▶ REQUIREMENTS
The entries below are to be written out again without alteration.

(Data items)
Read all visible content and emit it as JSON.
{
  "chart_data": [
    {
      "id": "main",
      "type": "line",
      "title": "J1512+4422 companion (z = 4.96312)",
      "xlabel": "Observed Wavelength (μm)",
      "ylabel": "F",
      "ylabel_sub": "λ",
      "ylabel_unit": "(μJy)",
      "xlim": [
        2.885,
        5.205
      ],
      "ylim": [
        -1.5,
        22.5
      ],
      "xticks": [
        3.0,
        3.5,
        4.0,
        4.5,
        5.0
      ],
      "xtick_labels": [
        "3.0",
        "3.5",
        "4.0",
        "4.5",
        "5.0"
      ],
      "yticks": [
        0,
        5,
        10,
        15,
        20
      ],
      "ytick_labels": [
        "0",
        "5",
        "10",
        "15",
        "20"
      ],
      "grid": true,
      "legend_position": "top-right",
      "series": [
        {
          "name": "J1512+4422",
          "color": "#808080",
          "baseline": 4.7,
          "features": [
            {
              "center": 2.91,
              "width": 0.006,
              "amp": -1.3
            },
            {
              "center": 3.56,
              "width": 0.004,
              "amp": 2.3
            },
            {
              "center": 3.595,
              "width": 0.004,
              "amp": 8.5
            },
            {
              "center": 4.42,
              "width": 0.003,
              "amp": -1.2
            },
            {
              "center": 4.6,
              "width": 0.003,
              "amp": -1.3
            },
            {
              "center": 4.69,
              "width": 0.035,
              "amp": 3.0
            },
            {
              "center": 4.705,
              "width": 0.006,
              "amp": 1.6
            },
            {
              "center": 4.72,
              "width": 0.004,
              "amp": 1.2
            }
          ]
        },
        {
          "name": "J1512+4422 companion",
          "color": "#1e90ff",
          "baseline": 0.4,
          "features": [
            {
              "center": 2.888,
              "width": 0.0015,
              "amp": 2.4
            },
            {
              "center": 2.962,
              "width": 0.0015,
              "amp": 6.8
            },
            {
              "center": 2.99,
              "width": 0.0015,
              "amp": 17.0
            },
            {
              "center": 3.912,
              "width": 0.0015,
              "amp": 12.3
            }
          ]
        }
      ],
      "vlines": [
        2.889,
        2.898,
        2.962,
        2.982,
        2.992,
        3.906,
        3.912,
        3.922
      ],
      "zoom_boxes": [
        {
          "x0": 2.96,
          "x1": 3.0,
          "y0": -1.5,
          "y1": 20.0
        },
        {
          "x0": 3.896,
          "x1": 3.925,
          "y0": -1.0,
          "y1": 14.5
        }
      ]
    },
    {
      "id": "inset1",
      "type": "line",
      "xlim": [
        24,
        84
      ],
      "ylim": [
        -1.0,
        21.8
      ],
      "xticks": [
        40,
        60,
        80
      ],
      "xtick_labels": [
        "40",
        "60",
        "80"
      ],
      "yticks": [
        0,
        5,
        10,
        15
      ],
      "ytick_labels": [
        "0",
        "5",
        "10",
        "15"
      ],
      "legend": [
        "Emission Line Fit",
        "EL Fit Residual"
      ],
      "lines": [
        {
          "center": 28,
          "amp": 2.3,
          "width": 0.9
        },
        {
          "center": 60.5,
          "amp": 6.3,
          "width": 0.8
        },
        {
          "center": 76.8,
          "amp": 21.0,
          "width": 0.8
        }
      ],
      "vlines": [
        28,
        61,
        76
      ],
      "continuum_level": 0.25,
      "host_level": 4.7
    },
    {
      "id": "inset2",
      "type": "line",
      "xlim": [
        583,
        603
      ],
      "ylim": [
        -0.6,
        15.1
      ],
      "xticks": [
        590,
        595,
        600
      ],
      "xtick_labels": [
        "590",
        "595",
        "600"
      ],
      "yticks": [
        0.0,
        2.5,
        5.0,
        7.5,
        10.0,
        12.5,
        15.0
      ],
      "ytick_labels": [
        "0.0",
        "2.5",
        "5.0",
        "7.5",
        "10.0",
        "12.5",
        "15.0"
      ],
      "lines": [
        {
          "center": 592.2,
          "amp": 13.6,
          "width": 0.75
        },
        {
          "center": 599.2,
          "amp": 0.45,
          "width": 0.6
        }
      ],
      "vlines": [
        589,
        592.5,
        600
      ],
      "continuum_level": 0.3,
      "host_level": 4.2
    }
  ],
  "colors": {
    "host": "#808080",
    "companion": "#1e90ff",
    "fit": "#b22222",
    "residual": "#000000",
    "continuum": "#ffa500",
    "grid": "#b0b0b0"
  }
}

▶ ANSWER FOR THIS EXERCISE
Read all visible content and emit it as JSON.
{
  "chart_data": [
    {
      "id": "main",
      "type": "line",
      "title": "J1512+4422 companion (z = 4.96312)",
      "xlabel": "Observed Wavelength (μm)",
      "ylabel": "F",
      "ylabel_sub": "λ",
      "ylabel_unit": "(μJy)",
      "xlim": [
        2.885,
        5.205
      ],
      "ylim": [
        -1.5,
        22.5
      ],
      "xticks": [
        3.0,
        3.5,
        4.0,
        4.5,
        5.0
      ],
      "xtick_labels": [
        "3.0",
        "3.5",
        "4.0",
        "4.5",
        "5.0"
      ],
      "yticks": [
        0,
        5,
        10,
        15,
        20
      ],
      "ytick_labels": [
        "0",
        "5",
        "10",
        "15",
        "20"
      ],
      "grid": true,
      "legend_position": "top-right",
      "series": [
        {
          "name": "J1512+4422",
          "color": "#808080",
          "baseline": 4.7,
          "features": [
            {
              "center": 2.91,
              "width": 0.006,
              "amp": -1.3
            },
            {
              "center": 3.56,
              "width": 0.004,
              "amp": 2.3
            },
            {
              "center": 3.595,
              "width": 0.004,
              "amp": 8.5
            },
            {
              "center": 4.42,
              "width": 0.003,
              "amp": -1.2
            },
            {
              "center": 4.6,
              "width": 0.003,
              "amp": -1.3
            },
            {
              "center": 4.69,
              "width": 0.035,
              "amp": 3.0
            },
            {
              "center": 4.705,
              "width": 0.006,
              "amp": 1.6
            },
            {
              "center": 4.72,
              "width": 0.004,
              "amp": 1.2
            }
          ]
        },
        {
          "name": "J1512+4422 companion",
          "color": "#1e90ff",
          "baseline": 0.4,
          "features": [
            {
              "center": 2.888,
              "width": 0.0015,
              "amp": 2.4
            },
            {
              "center": 2.962,
              "width": 0.0015,
              "amp": 6.8
            },
            {
              "center": 2.99,
              "width": 0.0015,
              "amp": 17.0
            },
            {
              "center": 3.912,
              "width": 0.0015,
              "amp": 12.3
            }
          ]
        }
      ],
      "vlines": [
        2.889,
        2.898,
        2.962,
        2.982,
        2.992,
        3.906,
        3.912,
        3.922
      ],
      "zoom_boxes": [
        {
          "x0": 2.96,
          "x1": 3.0,
          "y0": -1.5,
          "y1": 20.0
        },
        {
          "x0": 3.896,
          "x1": 3.925,
          "y0": -1.0,
          "y1": 14.5
        }
      ]
    },
    {
      "id": "inset1",
      "type": "line",
      "xlim": [
        24,
        84
      ],
      "ylim": [
        -1.0,
        21.8
      ],
      "xticks": [
        40,
        60,
        80
      ],
      "xtick_labels": [
        "40",
        "60",
        "80"
      ],
      "yticks": [
        0,
        5,
        10,
        15
      ],
      "ytick_labels": [
        "0",
        "5",
        "10",
        "15"
      ],
      "legend": [
        "Emission Line Fit",
        "EL Fit Residual"
      ],
      "lines": [
        {
          "center": 28,
          "amp": 2.3,
          "width": 0.9
        },
        {
          "center": 60.5,
          "amp": 6.3,
          "width": 0.8
        },
        {
          "center": 76.8,
          "amp": 21.0,
          "width": 0.8
        }
      ],
      "vlines": [
        28,
        61,
        76
      ],
      "continuum_level": 0.25,
      "host_level": 4.7
    },
    {
      "id": "inset2",
      "type": "line",
      "xlim": [
        583,
        603
      ],
      "ylim": [
        -0.6,
        15.1
      ],
      "xticks": [
        590,
        595,
        600
      ],
      "xtick_labels": [
        "590",
        "595",
        "600"
      ],
      "yticks": [
        0.0,
        2.5,
        5.0,
        7.5,
        10.0,
        12.5,
        15.0
      ],
      "ytick_labels": [
        "0.0",
        "2.5",
        "5.0",
        "7.5",
        "10.0",
        "12.5",
        "15.0"
      ],
      "lines": [
        {
          "center": 592.2,
          "amp": 13.6,
          "width": 0.75
        },
        {
          "center": 599.2,
          "amp": 0.45,
          "width": 0.6
        }
      ],
      "vlines": [
        589,
        592.5,
        600
      ],
      "continuum_level": 0.3,
      "host_level": 4.2
    }
  ],
  "colors": {
    "host": "#808080",
    "companion": "#1e90ff",
    "fit": "#b22222",
    "residual": "#000000",
    "continuum": "#ffa500",
    "grid": "#b0b0b0"
  }
}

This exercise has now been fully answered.